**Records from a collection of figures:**

= = = = = = =

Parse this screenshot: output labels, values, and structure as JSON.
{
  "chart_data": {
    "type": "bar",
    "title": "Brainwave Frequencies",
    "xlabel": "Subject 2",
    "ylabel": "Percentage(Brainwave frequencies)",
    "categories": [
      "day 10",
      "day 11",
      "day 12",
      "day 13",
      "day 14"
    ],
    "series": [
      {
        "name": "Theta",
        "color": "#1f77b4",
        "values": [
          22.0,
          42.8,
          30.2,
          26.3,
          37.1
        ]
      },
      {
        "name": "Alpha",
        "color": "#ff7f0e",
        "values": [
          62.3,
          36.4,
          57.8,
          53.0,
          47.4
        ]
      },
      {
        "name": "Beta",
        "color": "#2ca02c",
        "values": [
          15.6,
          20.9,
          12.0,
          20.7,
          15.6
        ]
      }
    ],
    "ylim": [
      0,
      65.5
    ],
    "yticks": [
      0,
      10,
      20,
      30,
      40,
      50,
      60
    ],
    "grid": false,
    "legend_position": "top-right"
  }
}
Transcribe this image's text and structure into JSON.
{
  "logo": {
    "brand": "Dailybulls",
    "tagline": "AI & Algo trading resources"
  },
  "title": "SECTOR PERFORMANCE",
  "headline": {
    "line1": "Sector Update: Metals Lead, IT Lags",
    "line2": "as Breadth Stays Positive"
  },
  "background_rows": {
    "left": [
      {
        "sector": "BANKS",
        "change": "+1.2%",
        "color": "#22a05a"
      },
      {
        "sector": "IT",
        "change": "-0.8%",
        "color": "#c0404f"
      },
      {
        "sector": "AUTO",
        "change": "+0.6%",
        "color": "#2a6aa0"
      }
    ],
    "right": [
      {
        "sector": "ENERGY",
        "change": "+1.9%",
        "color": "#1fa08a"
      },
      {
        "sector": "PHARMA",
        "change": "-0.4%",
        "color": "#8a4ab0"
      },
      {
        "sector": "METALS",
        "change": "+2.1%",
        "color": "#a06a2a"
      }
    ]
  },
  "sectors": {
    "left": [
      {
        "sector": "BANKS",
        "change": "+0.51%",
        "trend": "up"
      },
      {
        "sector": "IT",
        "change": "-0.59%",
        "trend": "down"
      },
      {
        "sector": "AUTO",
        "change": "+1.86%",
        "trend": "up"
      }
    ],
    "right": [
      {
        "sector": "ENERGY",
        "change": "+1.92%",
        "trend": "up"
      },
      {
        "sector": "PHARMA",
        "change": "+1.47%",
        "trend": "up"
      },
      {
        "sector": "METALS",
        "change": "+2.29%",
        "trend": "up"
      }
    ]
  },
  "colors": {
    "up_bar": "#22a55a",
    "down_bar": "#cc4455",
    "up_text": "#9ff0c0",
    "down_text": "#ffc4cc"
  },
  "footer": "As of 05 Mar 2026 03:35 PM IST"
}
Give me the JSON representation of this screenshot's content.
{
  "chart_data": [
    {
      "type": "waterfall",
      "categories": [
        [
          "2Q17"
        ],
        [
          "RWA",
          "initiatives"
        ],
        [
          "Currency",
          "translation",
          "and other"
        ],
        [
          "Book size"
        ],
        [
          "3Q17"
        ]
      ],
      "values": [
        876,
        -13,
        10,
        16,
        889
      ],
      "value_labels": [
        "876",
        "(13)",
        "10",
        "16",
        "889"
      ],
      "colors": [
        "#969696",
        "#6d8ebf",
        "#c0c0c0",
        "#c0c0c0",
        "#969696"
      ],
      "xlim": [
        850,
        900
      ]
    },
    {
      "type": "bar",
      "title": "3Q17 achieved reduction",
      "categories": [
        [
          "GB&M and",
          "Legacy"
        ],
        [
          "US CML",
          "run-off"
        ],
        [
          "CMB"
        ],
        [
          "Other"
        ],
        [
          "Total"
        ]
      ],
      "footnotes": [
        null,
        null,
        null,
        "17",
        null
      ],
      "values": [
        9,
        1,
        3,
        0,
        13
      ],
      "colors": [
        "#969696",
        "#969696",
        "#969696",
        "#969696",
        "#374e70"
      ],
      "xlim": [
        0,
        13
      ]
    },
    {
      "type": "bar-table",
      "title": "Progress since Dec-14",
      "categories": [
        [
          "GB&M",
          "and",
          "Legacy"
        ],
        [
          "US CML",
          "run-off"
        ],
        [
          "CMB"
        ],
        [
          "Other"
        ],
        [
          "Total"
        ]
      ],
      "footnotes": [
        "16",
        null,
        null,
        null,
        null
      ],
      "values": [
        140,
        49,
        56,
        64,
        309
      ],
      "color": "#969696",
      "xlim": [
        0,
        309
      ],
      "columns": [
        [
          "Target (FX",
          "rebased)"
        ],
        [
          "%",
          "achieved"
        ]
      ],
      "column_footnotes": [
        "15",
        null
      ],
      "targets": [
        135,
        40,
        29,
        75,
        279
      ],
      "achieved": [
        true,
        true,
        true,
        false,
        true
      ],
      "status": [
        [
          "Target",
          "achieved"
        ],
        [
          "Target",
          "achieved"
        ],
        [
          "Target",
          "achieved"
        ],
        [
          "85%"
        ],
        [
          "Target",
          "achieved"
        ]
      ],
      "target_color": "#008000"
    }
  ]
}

= = = = = = =

**Directions:** Take the data above and return it exactly.

**Reply to the task:**
Parse this screenshot: output labels, values, and structure as JSON.
{
  "chart_data": {
    "type": "bar",
    "title": "Brainwave Frequencies",
    "xlabel": "Subject 2",
    "ylabel": "Percentage(Brainwave frequencies)",
    "categories": [
      "day 10",
      "day 11",
      "day 12",
      "day 13",
      "day 14"
    ],
    "series": [
      {
        "name": "Theta",
        "color": "#1f77b4",
        "values": [
          22.0,
          42.8,
          30.2,
          26.3,
          37.1
        ]
      },
      {
        "name": "Alpha",
        "color": "#ff7f0e",
        "values": [
          62.3,
          36.4,
          57.8,
          53.0,
          47.4
        ]
      },
      {
        "name": "Beta",
        "color": "#2ca02c",
        "values": [
          15.6,
          20.9,
          12.0,
          20.7,
          15.6
        ]
      }
    ],
    "ylim": [
      0,
      65.5
    ],
    "yticks": [
      0,
      10,
      20,
      30,
      40,
      50,
      60
    ],
    "grid": false,
    "legend_position": "top-right"
  }
}
Transcribe this image's text and structure into JSON.
{
  "logo": {
    "brand": "Dailybulls",
    "tagline": "AI & Algo trading resources"
  },
  "title": "SECTOR PERFORMANCE",
  "headline": {
    "line1": "Sector Update: Metals Lead, IT Lags",
    "line2": "as Breadth Stays Positive"
  },
  "background_rows": {
    "left": [
      {
        "sector": "BANKS",
        "change": "+1.2%",
        "color": "#22a05a"
      },
      {
        "sector": "IT",
        "change": "-0.8%",
        "color": "#c0404f"
      },
      {
        "sector": "AUTO",
        "change": "+0.6%",
        "color": "#2a6aa0"
      }
    ],
    "right": [
      {
        "sector": "ENERGY",
        "change": "+1.9%",
        "color": "#1fa08a"
      },
      {
        "sector": "PHARMA",
        "change": "-0.4%",
        "color": "#8a4ab0"
      },
      {
        "sector": "METALS",
        "change": "+2.1%",
        "color": "#a06a2a"
      }
    ]
  },
  "sectors": {
    "left": [
      {
        "sector": "BANKS",
        "change": "+0.51%",
        "trend": "up"
      },
      {
        "sector": "IT",
        "change": "-0.59%",
        "trend": "down"
      },
      {
        "sector": "AUTO",
        "change": "+1.86%",
        "trend": "up"
      }
    ],
    "right": [
      {
        "sector": "ENERGY",
        "change": "+1.92%",
        "trend": "up"
      },
      {
        "sector": "PHARMA",
        "change": "+1.47%",
        "trend": "up"
      },
      {
        "sector": "METALS",
        "change": "+2.29%",
        "trend": "up"
      }
    ]
  },
  "colors": {
    "up_bar": "#22a55a",
    "down_bar": "#cc4455",
    "up_text": "#9ff0c0",
    "down_text": "#ffc4cc"
  },
  "footer": "As of 05 Mar 2026 03:35 PM IST"
}
Give me the JSON representation of this screenshot's content.
{
  "chart_data": [
    {
      "type": "waterfall",
      "categories": [
        [
          "2Q17"
        ],
        [
          "RWA",
          "initiatives"
        ],
        [
          "Currency",
          "translation",
          "and other"
        ],
        [
          "Book size"
        ],
        [
          "3Q17"
        ]
      ],
      "values": [
        876,
        -13,
        10,
        16,
        889
      ],
      "value_labels": [
        "876",
        "(13)",
        "10",
        "16",
        "889"
      ],
      "colors": [
        "#969696",
        "#6d8ebf",
        "#c0c0c0",
        "#c0c0c0",
        "#969696"
      ],
      "xlim": [
        850,
        900
      ]
    },
    {
      "type": "bar",
      "title": "3Q17 achieved reduction",
      "categories": [
        [
          "GB&M and",
          "Legacy"
        ],
        [
          "US CML",
          "run-off"
        ],
        [
          "CMB"
        ],
        [
          "Other"
        ],
        [
          "Total"
        ]
      ],
      "footnotes": [
        null,
        null,
        null,
        "17",
        null
      ],
      "values": [
        9,
        1,
        3,
        0,
        13
      ],
      "colors": [
        "#969696",
        "#969696",
        "#969696",
        "#969696",
        "#374e70"
      ],
      "xlim": [
        0,
        13
      ]
    },
    {
      "type": "bar-table",
      "title": "Progress since Dec-14",
      "categories": [
        [
          "GB&M",
          "and",
          "Legacy"
        ],
        [
          "US CML",
          "run-off"
        ],
        [
          "CMB"
        ],
        [
          "Other"
        ],
        [
          "Total"
        ]
      ],
      "footnotes": [
        "16",
        null,
        null,
        null,
        null
      ],
      "values": [
        140,
        49,
        56,
        64,
        309
      ],
      "color": "#969696",
      "xlim": [
        0,
        309
      ],
      "columns": [
        [
          "Target (FX",
          "rebased)"
        ],
        [
          "%",
          "achieved"
        ]
      ],
      "column_footnotes": [
        "15",
        null
      ],
      "targets": [
        135,
        40,
        29,
        75,
        279
      ],
      "achieved": [
        true,
        true,
        true,
        false,
        true
      ],
      "status": [
        [
          "Target",
          "achieved"
        ],
        [
          "Target",
          "achieved"
        ],
        [
          "Target",
          "achieved"
        ],
        [
          "85%"
        ],
        [
          "Target",
          "achieved"
        ]
      ],
      "target_color": "#008000"
    }
  ]
}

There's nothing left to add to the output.